DATA PROVIDED:

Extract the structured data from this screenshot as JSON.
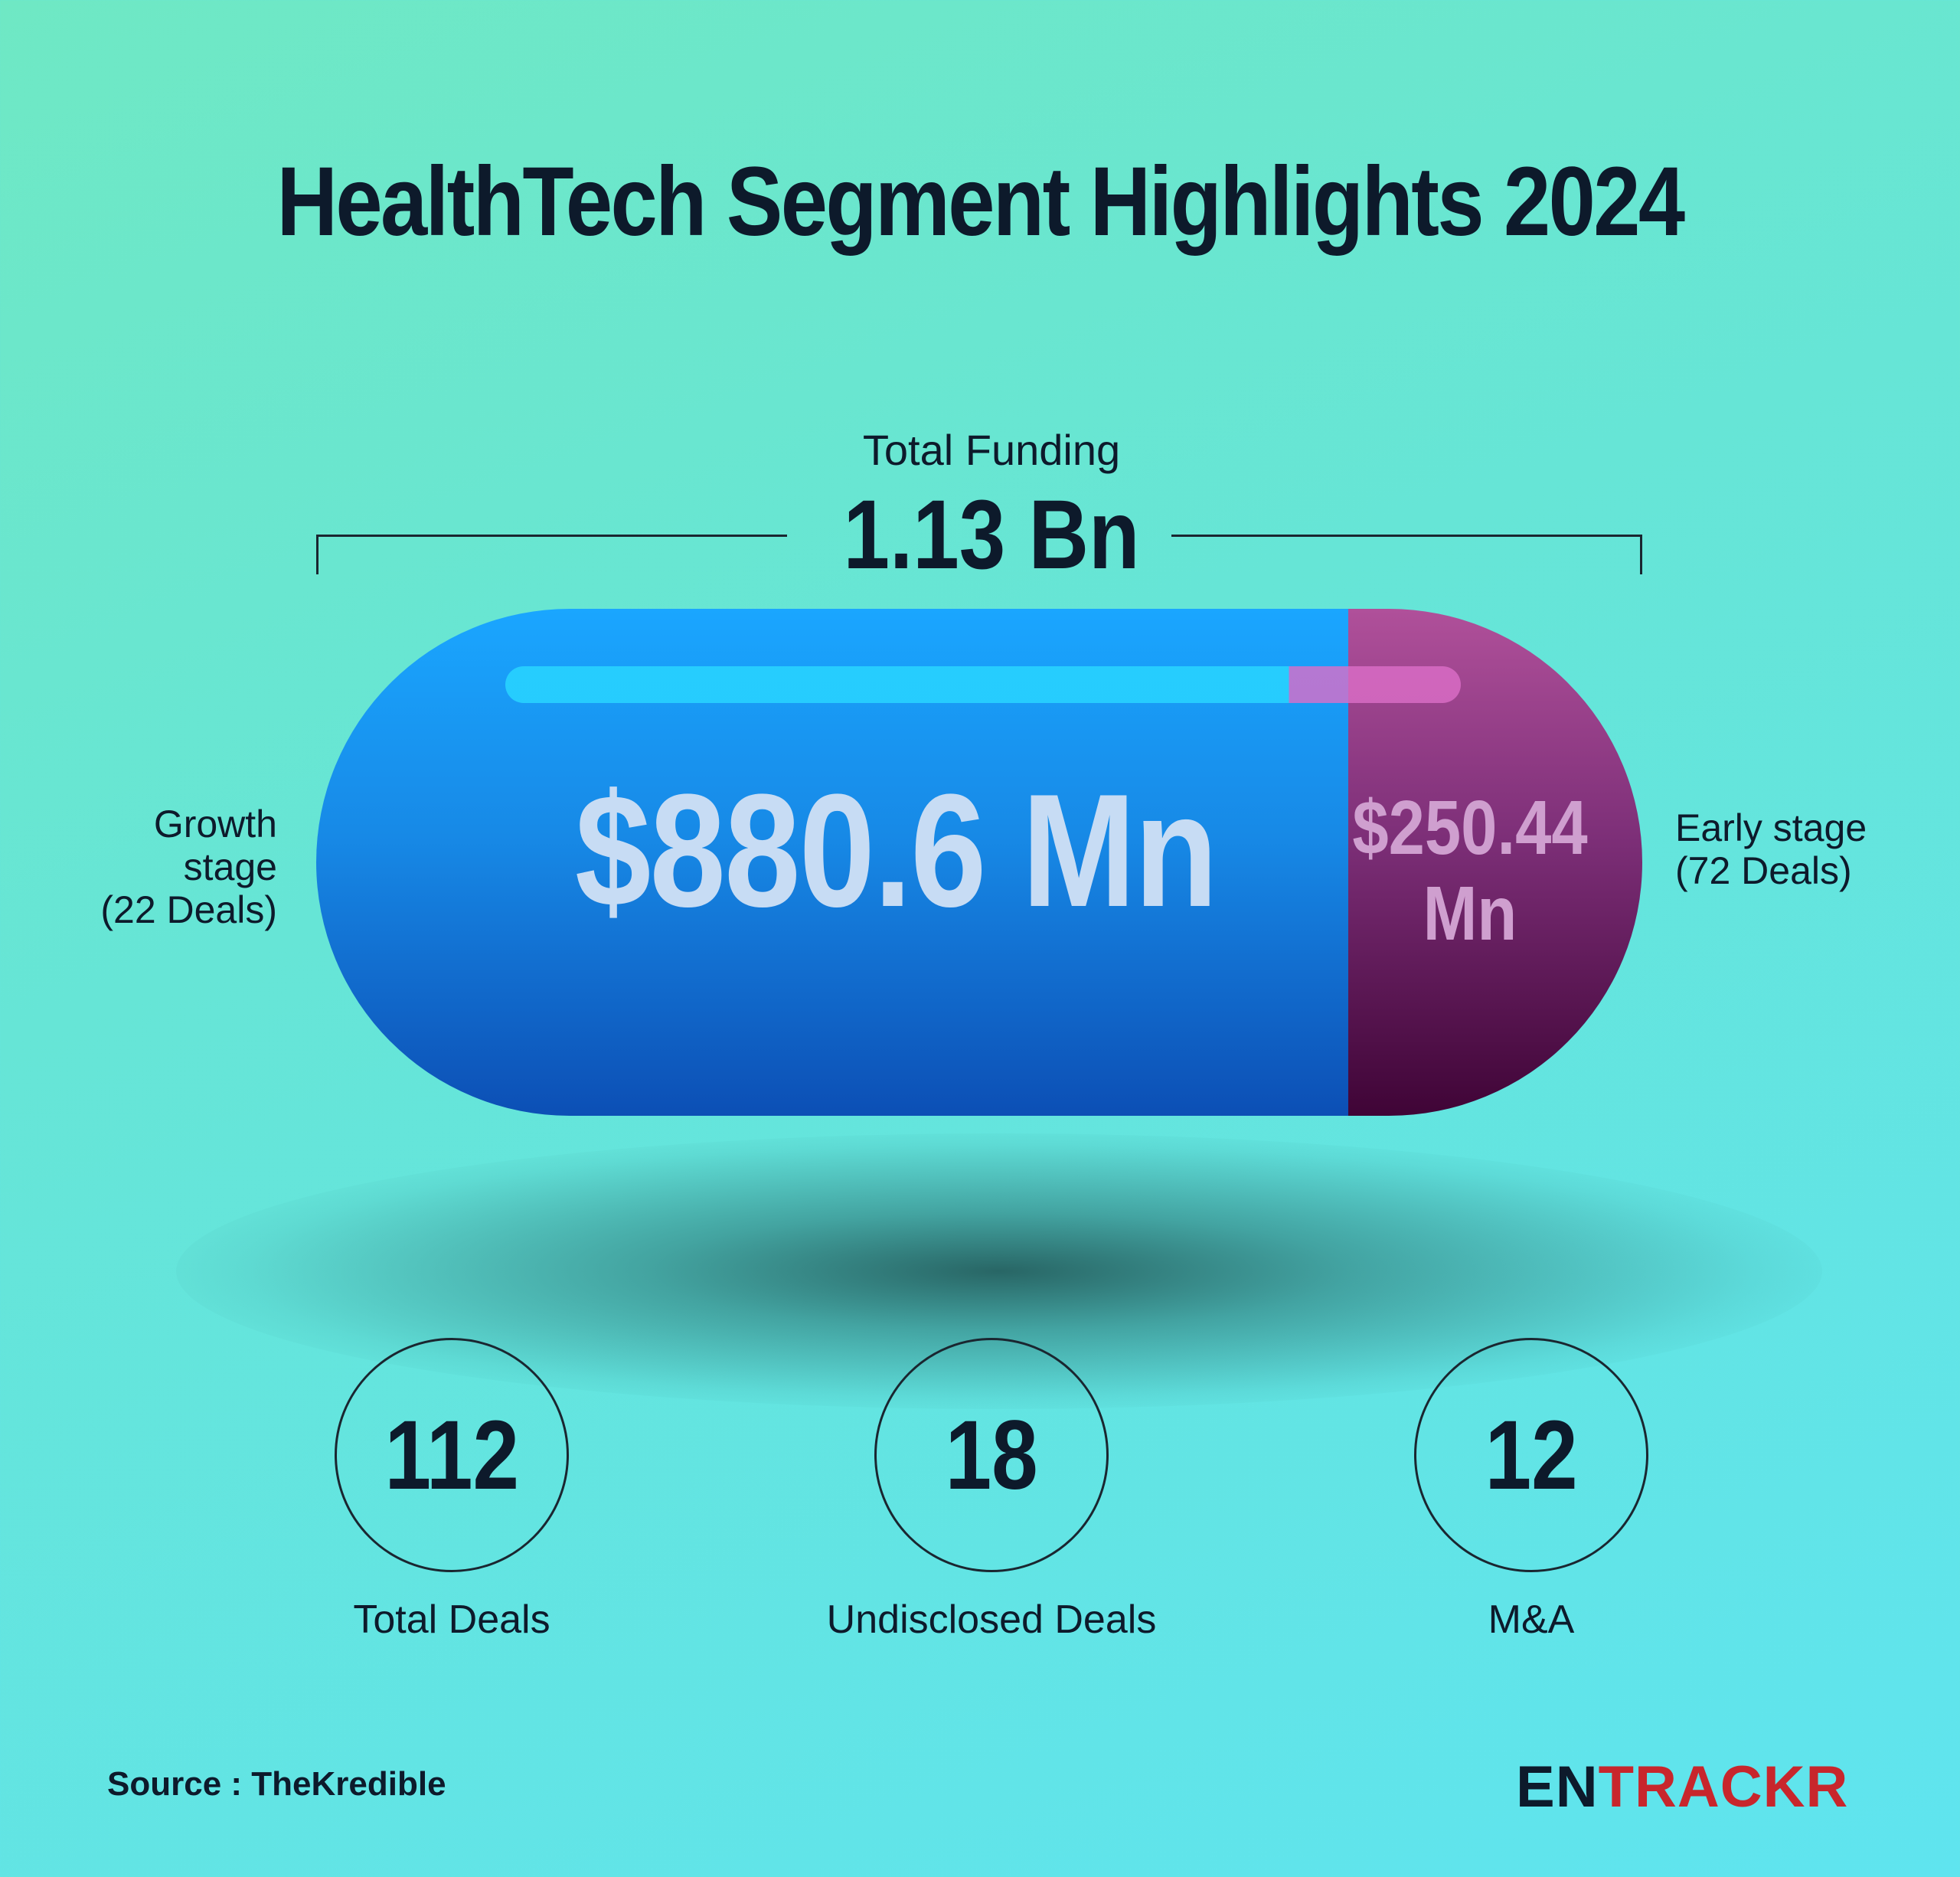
{
  "title": "HealthTech Segment Highlights 2024",
  "chart_data": {
    "type": "bar",
    "title": "HealthTech Segment Highlights 2024",
    "total_label": "Total Funding",
    "total_value_text": "1.13 Bn",
    "segments": [
      {
        "name": "Growth stage",
        "deals_text": "(22 Deals)",
        "value": 880.6,
        "value_text": "$880.6 Mn",
        "color": "#1789e6"
      },
      {
        "name": "Early stage",
        "deals_text": "(72 Deals)",
        "value": 250.44,
        "value_text_line1": "$250.44",
        "value_text_line2": "Mn",
        "color": "#7d2f78"
      }
    ],
    "unit": "Mn"
  },
  "growth_label_line1": "Growth",
  "growth_label_line2": "stage",
  "early_label_line1": "Early stage",
  "stats": [
    {
      "value": "112",
      "label": "Total Deals"
    },
    {
      "value": "18",
      "label": "Undisclosed Deals"
    },
    {
      "value": "12",
      "label": "M&A"
    }
  ],
  "source": "Source : TheKredible",
  "logo": {
    "part1": "EN",
    "part2": "TRACKR"
  }
}
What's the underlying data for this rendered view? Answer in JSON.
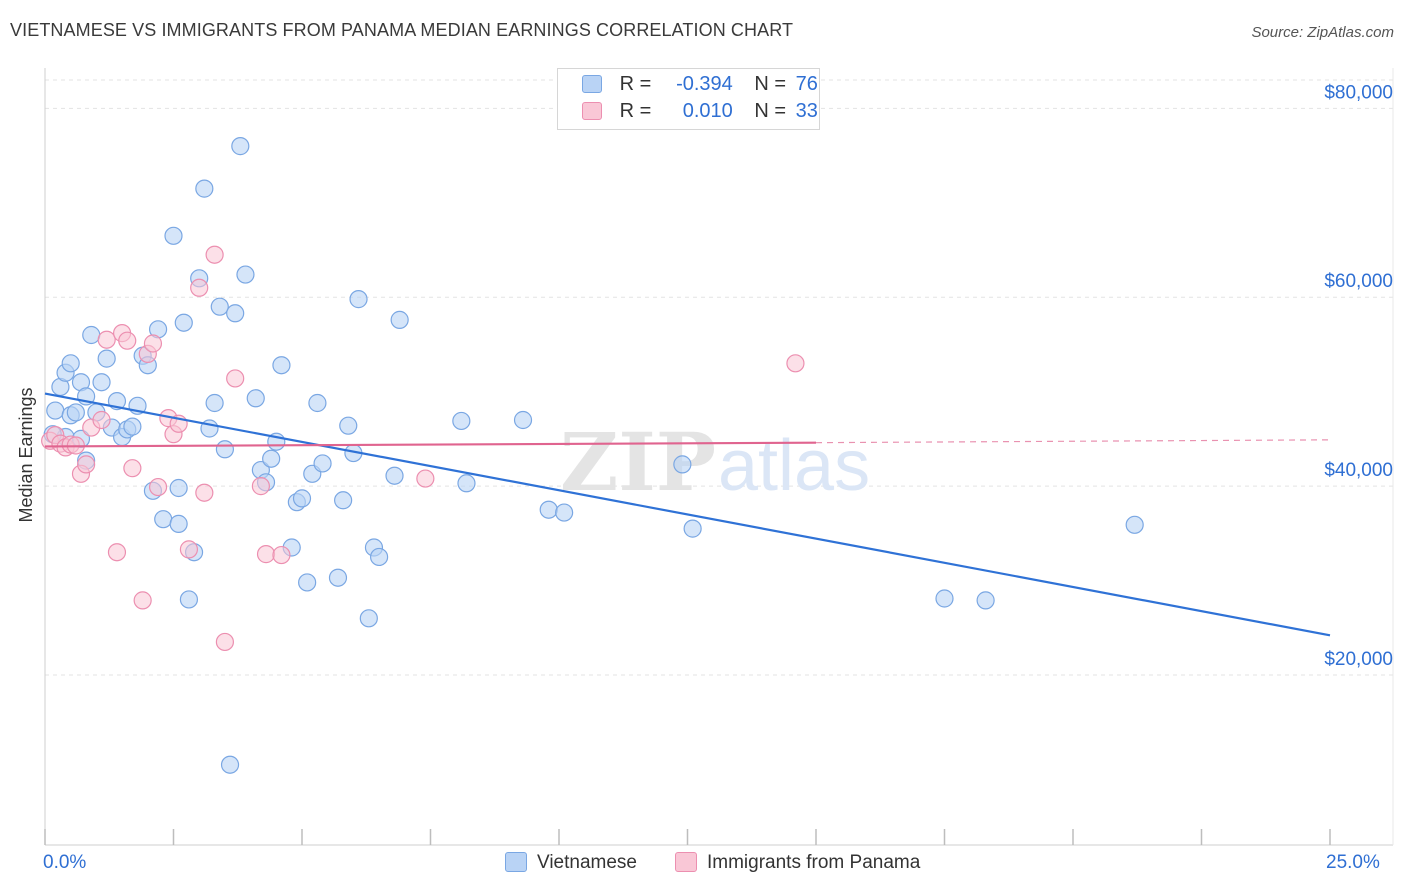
{
  "title": "VIETNAMESE VS IMMIGRANTS FROM PANAMA MEDIAN EARNINGS CORRELATION CHART",
  "source": "Source: ZipAtlas.com",
  "watermark": "ZIPatlas",
  "legend": {
    "series1": {
      "r_label": "R =",
      "r_value": "-0.394",
      "n_label": "N =",
      "n_value": "76"
    },
    "series2": {
      "r_label": "R =",
      "r_value": "0.010",
      "n_label": "N =",
      "n_value": "33"
    }
  },
  "bottom_legend": {
    "series1": "Vietnamese",
    "series2": "Immigrants from Panama"
  },
  "x_axis": {
    "min_label": "0.0%",
    "max_label": "25.0%"
  },
  "colors": {
    "blue_fill": "#b9d3f5",
    "blue_stroke": "#7aa7e3",
    "blue_line": "#2f72d6",
    "pink_fill": "#f9c7d6",
    "pink_stroke": "#ec8fb0",
    "pink_line": "#e0648f",
    "axis_label": "#2f6fd3",
    "grid": "#e3e3e3"
  },
  "chart_data": {
    "type": "scatter",
    "title": "VIETNAMESE VS IMMIGRANTS FROM PANAMA MEDIAN EARNINGS CORRELATION CHART",
    "xlabel": "",
    "ylabel": "Median Earnings",
    "xlim": [
      0,
      25
    ],
    "ylim": [
      2000,
      83000
    ],
    "x_unit": "%",
    "y_ticks": [
      20000,
      40000,
      60000,
      80000
    ],
    "y_tick_labels": [
      "$20,000",
      "$40,000",
      "$60,000",
      "$80,000"
    ],
    "grid": true,
    "series": [
      {
        "name": "Vietnamese",
        "r": -0.394,
        "n": 76,
        "trend": {
          "x": [
            0,
            25
          ],
          "y": [
            49800,
            24200
          ]
        },
        "points": [
          [
            0.2,
            48000
          ],
          [
            0.3,
            50500
          ],
          [
            0.4,
            52000
          ],
          [
            0.4,
            45200
          ],
          [
            0.5,
            53000
          ],
          [
            0.5,
            47500
          ],
          [
            0.6,
            47800
          ],
          [
            0.7,
            45000
          ],
          [
            0.7,
            51000
          ],
          [
            0.8,
            49500
          ],
          [
            0.8,
            42700
          ],
          [
            0.9,
            56000
          ],
          [
            1.0,
            47800
          ],
          [
            1.1,
            51000
          ],
          [
            1.2,
            53500
          ],
          [
            1.3,
            46200
          ],
          [
            1.4,
            49000
          ],
          [
            1.5,
            45200
          ],
          [
            1.6,
            46000
          ],
          [
            1.7,
            46300
          ],
          [
            1.8,
            48500
          ],
          [
            1.9,
            53800
          ],
          [
            2.0,
            52800
          ],
          [
            2.1,
            39500
          ],
          [
            2.2,
            56600
          ],
          [
            2.3,
            36500
          ],
          [
            2.5,
            66500
          ],
          [
            2.6,
            36000
          ],
          [
            2.7,
            57300
          ],
          [
            2.8,
            28000
          ],
          [
            2.9,
            33000
          ],
          [
            3.0,
            62000
          ],
          [
            3.1,
            71500
          ],
          [
            3.2,
            46100
          ],
          [
            3.3,
            48800
          ],
          [
            3.4,
            59000
          ],
          [
            3.5,
            43900
          ],
          [
            3.6,
            10500
          ],
          [
            3.7,
            58300
          ],
          [
            3.8,
            76000
          ],
          [
            3.9,
            62400
          ],
          [
            4.1,
            49300
          ],
          [
            4.2,
            41700
          ],
          [
            4.3,
            40400
          ],
          [
            4.4,
            42900
          ],
          [
            4.5,
            44700
          ],
          [
            4.6,
            52800
          ],
          [
            4.8,
            33500
          ],
          [
            4.9,
            38300
          ],
          [
            5.0,
            38700
          ],
          [
            5.1,
            29800
          ],
          [
            5.2,
            41300
          ],
          [
            5.3,
            48800
          ],
          [
            5.4,
            42400
          ],
          [
            5.7,
            30300
          ],
          [
            5.8,
            38500
          ],
          [
            5.9,
            46400
          ],
          [
            6.0,
            43500
          ],
          [
            6.1,
            59800
          ],
          [
            6.3,
            26000
          ],
          [
            6.4,
            33500
          ],
          [
            6.5,
            32500
          ],
          [
            6.8,
            41100
          ],
          [
            6.9,
            57600
          ],
          [
            8.1,
            46900
          ],
          [
            8.2,
            40300
          ],
          [
            9.3,
            47000
          ],
          [
            9.8,
            37500
          ],
          [
            10.1,
            37200
          ],
          [
            12.4,
            42300
          ],
          [
            12.6,
            35500
          ],
          [
            17.5,
            28100
          ],
          [
            18.3,
            27900
          ],
          [
            21.2,
            35900
          ],
          [
            0.15,
            45500
          ],
          [
            2.6,
            39800
          ]
        ]
      },
      {
        "name": "Immigrants from Panama",
        "r": 0.01,
        "n": 33,
        "trend": {
          "x": [
            0,
            15
          ],
          "y": [
            44200,
            44600
          ]
        },
        "trend_dashed": {
          "x": [
            15,
            25
          ],
          "y": [
            44600,
            44900
          ]
        },
        "points": [
          [
            0.1,
            44800
          ],
          [
            0.2,
            45400
          ],
          [
            0.3,
            44500
          ],
          [
            0.4,
            44100
          ],
          [
            0.5,
            44400
          ],
          [
            0.6,
            44300
          ],
          [
            0.7,
            41300
          ],
          [
            0.8,
            42300
          ],
          [
            0.9,
            46200
          ],
          [
            1.1,
            47000
          ],
          [
            1.2,
            55500
          ],
          [
            1.4,
            33000
          ],
          [
            1.5,
            56200
          ],
          [
            1.6,
            55400
          ],
          [
            1.7,
            41900
          ],
          [
            1.9,
            27900
          ],
          [
            2.0,
            54000
          ],
          [
            2.1,
            55100
          ],
          [
            2.2,
            39900
          ],
          [
            2.4,
            47200
          ],
          [
            2.5,
            45500
          ],
          [
            2.6,
            46600
          ],
          [
            2.8,
            33300
          ],
          [
            3.0,
            61000
          ],
          [
            3.1,
            39300
          ],
          [
            3.3,
            64500
          ],
          [
            3.5,
            23500
          ],
          [
            3.7,
            51400
          ],
          [
            4.2,
            40000
          ],
          [
            4.3,
            32800
          ],
          [
            4.6,
            32700
          ],
          [
            7.4,
            40800
          ],
          [
            14.6,
            53000
          ]
        ]
      }
    ]
  }
}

PROBLEM DESCRIPTION: Do not copy the pictures, but repeat every line exactly.

RESULT BELOW:
Extract the structured data from this screenshot as JSON.
{
  "title": "HealthTech Segment Highlights 2024",
  "chart_data": {
    "type": "bar",
    "title": "HealthTech Segment Highlights 2024",
    "total_label": "Total Funding",
    "total_value_text": "1.13 Bn",
    "segments": [
      {
        "name": "Growth stage",
        "deals_text": "(22 Deals)",
        "value": 880.6,
        "value_text": "$880.6 Mn",
        "color": "#1789e6"
      },
      {
        "name": "Early stage",
        "deals_text": "(72 Deals)",
        "value": 250.44,
        "value_text_line1": "$250.44",
        "value_text_line2": "Mn",
        "color": "#7d2f78"
      }
    ],
    "unit": "Mn"
  },
  "growth_label_line1": "Growth",
  "growth_label_line2": "stage",
  "early_label_line1": "Early stage",
  "stats": [
    {
      "value": "112",
      "label": "Total Deals"
    },
    {
      "value": "18",
      "label": "Undisclosed Deals"
    },
    {
      "value": "12",
      "label": "M&A"
    }
  ],
  "source": "Source : TheKredible",
  "logo": {
    "part1": "EN",
    "part2": "TRACKR"
  }
}
What's the underlying data for this rendered view? Answer in JSON.
{
  "title": "VIETNAMESE VS IMMIGRANTS FROM PANAMA MEDIAN EARNINGS CORRELATION CHART",
  "source": "Source: ZipAtlas.com",
  "watermark": "ZIPatlas",
  "legend": {
    "series1": {
      "r_label": "R =",
      "r_value": "-0.394",
      "n_label": "N =",
      "n_value": "76"
    },
    "series2": {
      "r_label": "R =",
      "r_value": "0.010",
      "n_label": "N =",
      "n_value": "33"
    }
  },
  "bottom_legend": {
    "series1": "Vietnamese",
    "series2": "Immigrants from Panama"
  },
  "x_axis": {
    "min_label": "0.0%",
    "max_label": "25.0%"
  },
  "colors": {
    "blue_fill": "#b9d3f5",
    "blue_stroke": "#7aa7e3",
    "blue_line": "#2f72d6",
    "pink_fill": "#f9c7d6",
    "pink_stroke": "#ec8fb0",
    "pink_line": "#e0648f",
    "axis_label": "#2f6fd3",
    "grid": "#e3e3e3"
  },
  "chart_data": {
    "type": "scatter",
    "title": "VIETNAMESE VS IMMIGRANTS FROM PANAMA MEDIAN EARNINGS CORRELATION CHART",
    "xlabel": "",
    "ylabel": "Median Earnings",
    "xlim": [
      0,
      25
    ],
    "ylim": [
      2000,
      83000
    ],
    "x_unit": "%",
    "y_ticks": [
      20000,
      40000,
      60000,
      80000
    ],
    "y_tick_labels": [
      "$20,000",
      "$40,000",
      "$60,000",
      "$80,000"
    ],
    "grid": true,
    "series": [
      {
        "name": "Vietnamese",
        "r": -0.394,
        "n": 76,
        "trend": {
          "x": [
            0,
            25
          ],
          "y": [
            49800,
            24200
          ]
        },
        "points": [
          [
            0.2,
            48000
          ],
          [
            0.3,
            50500
          ],
          [
            0.4,
            52000
          ],
          [
            0.4,
            45200
          ],
          [
            0.5,
            53000
          ],
          [
            0.5,
            47500
          ],
          [
            0.6,
            47800
          ],
          [
            0.7,
            45000
          ],
          [
            0.7,
            51000
          ],
          [
            0.8,
            49500
          ],
          [
            0.8,
            42700
          ],
          [
            0.9,
            56000
          ],
          [
            1.0,
            47800
          ],
          [
            1.1,
            51000
          ],
          [
            1.2,
            53500
          ],
          [
            1.3,
            46200
          ],
          [
            1.4,
            49000
          ],
          [
            1.5,
            45200
          ],
          [
            1.6,
            46000
          ],
          [
            1.7,
            46300
          ],
          [
            1.8,
            48500
          ],
          [
            1.9,
            53800
          ],
          [
            2.0,
            52800
          ],
          [
            2.1,
            39500
          ],
          [
            2.2,
            56600
          ],
          [
            2.3,
            36500
          ],
          [
            2.5,
            66500
          ],
          [
            2.6,
            36000
          ],
          [
            2.7,
            57300
          ],
          [
            2.8,
            28000
          ],
          [
            2.9,
            33000
          ],
          [
            3.0,
            62000
          ],
          [
            3.1,
            71500
          ],
          [
            3.2,
            46100
          ],
          [
            3.3,
            48800
          ],
          [
            3.4,
            59000
          ],
          [
            3.5,
            43900
          ],
          [
            3.6,
            10500
          ],
          [
            3.7,
            58300
          ],
          [
            3.8,
            76000
          ],
          [
            3.9,
            62400
          ],
          [
            4.1,
            49300
          ],
          [
            4.2,
            41700
          ],
          [
            4.3,
            40400
          ],
          [
            4.4,
            42900
          ],
          [
            4.5,
            44700
          ],
          [
            4.6,
            52800
          ],
          [
            4.8,
            33500
          ],
          [
            4.9,
            38300
          ],
          [
            5.0,
            38700
          ],
          [
            5.1,
            29800
          ],
          [
            5.2,
            41300
          ],
          [
            5.3,
            48800
          ],
          [
            5.4,
            42400
          ],
          [
            5.7,
            30300
          ],
          [
            5.8,
            38500
          ],
          [
            5.9,
            46400
          ],
          [
            6.0,
            43500
          ],
          [
            6.1,
            59800
          ],
          [
            6.3,
            26000
          ],
          [
            6.4,
            33500
          ],
          [
            6.5,
            32500
          ],
          [
            6.8,
            41100
          ],
          [
            6.9,
            57600
          ],
          [
            8.1,
            46900
          ],
          [
            8.2,
            40300
          ],
          [
            9.3,
            47000
          ],
          [
            9.8,
            37500
          ],
          [
            10.1,
            37200
          ],
          [
            12.4,
            42300
          ],
          [
            12.6,
            35500
          ],
          [
            17.5,
            28100
          ],
          [
            18.3,
            27900
          ],
          [
            21.2,
            35900
          ],
          [
            0.15,
            45500
          ],
          [
            2.6,
            39800
          ]
        ]
      },
      {
        "name": "Immigrants from Panama",
        "r": 0.01,
        "n": 33,
        "trend": {
          "x": [
            0,
            15
          ],
          "y": [
            44200,
            44600
          ]
        },
        "trend_dashed": {
          "x": [
            15,
            25
          ],
          "y": [
            44600,
            44900
          ]
        },
        "points": [
          [
            0.1,
            44800
          ],
          [
            0.2,
            45400
          ],
          [
            0.3,
            44500
          ],
          [
            0.4,
            44100
          ],
          [
            0.5,
            44400
          ],
          [
            0.6,
            44300
          ],
          [
            0.7,
            41300
          ],
          [
            0.8,
            42300
          ],
          [
            0.9,
            46200
          ],
          [
            1.1,
            47000
          ],
          [
            1.2,
            55500
          ],
          [
            1.4,
            33000
          ],
          [
            1.5,
            56200
          ],
          [
            1.6,
            55400
          ],
          [
            1.7,
            41900
          ],
          [
            1.9,
            27900
          ],
          [
            2.0,
            54000
          ],
          [
            2.1,
            55100
          ],
          [
            2.2,
            39900
          ],
          [
            2.4,
            47200
          ],
          [
            2.5,
            45500
          ],
          [
            2.6,
            46600
          ],
          [
            2.8,
            33300
          ],
          [
            3.0,
            61000
          ],
          [
            3.1,
            39300
          ],
          [
            3.3,
            64500
          ],
          [
            3.5,
            23500
          ],
          [
            3.7,
            51400
          ],
          [
            4.2,
            40000
          ],
          [
            4.3,
            32800
          ],
          [
            4.6,
            32700
          ],
          [
            7.4,
            40800
          ],
          [
            14.6,
            53000
          ]
        ]
      }
    ]
  }
}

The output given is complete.